● **Challenge**: Show each line that has the string "this" in it.
>> start Listed records
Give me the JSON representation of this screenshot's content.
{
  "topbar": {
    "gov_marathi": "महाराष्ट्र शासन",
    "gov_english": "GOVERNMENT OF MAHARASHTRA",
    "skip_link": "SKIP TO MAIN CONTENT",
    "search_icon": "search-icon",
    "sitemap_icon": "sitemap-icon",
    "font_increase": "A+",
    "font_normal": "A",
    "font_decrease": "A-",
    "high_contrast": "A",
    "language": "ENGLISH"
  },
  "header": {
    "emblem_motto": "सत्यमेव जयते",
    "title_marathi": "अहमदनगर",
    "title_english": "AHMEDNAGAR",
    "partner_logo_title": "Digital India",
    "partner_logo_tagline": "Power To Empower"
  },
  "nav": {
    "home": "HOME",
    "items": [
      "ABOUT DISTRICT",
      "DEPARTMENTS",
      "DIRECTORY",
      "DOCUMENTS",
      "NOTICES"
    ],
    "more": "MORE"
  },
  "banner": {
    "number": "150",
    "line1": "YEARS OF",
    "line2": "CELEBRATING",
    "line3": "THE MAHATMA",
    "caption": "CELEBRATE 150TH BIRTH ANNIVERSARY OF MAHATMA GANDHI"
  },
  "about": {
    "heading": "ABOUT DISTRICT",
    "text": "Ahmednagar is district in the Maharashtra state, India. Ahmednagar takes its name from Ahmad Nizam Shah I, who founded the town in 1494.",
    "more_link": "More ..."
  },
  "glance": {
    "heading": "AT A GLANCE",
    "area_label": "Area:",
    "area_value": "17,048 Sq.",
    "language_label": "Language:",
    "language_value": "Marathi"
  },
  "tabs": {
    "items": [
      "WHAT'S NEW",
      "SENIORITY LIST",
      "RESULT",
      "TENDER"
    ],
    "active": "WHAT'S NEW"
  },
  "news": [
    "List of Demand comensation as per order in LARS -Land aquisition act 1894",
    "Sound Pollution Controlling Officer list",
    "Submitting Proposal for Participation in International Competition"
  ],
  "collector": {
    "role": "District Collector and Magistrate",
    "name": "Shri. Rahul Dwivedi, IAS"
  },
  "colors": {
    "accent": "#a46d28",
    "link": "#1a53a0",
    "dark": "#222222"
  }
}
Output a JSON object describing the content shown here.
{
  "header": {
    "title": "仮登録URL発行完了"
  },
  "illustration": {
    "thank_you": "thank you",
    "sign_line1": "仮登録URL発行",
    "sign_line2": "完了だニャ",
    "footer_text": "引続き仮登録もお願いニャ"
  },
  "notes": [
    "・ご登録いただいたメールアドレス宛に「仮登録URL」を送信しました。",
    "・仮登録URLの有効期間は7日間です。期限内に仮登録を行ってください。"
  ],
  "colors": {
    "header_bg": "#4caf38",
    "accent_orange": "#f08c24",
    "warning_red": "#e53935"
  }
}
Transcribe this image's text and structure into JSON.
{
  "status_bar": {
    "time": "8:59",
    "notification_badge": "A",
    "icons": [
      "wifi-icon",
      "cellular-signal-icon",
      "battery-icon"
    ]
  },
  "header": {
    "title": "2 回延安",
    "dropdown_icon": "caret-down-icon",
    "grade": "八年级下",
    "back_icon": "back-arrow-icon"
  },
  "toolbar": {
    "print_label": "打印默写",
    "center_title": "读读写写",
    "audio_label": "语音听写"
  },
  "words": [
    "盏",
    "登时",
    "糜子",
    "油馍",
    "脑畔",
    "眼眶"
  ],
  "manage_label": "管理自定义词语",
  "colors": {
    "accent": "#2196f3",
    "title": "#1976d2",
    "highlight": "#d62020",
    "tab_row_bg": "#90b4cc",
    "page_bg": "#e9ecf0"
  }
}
>> end Listed records
● **Output below**:
Give me the JSON representation of this screenshot's content.
Transcribe this image's text and structure into JSON.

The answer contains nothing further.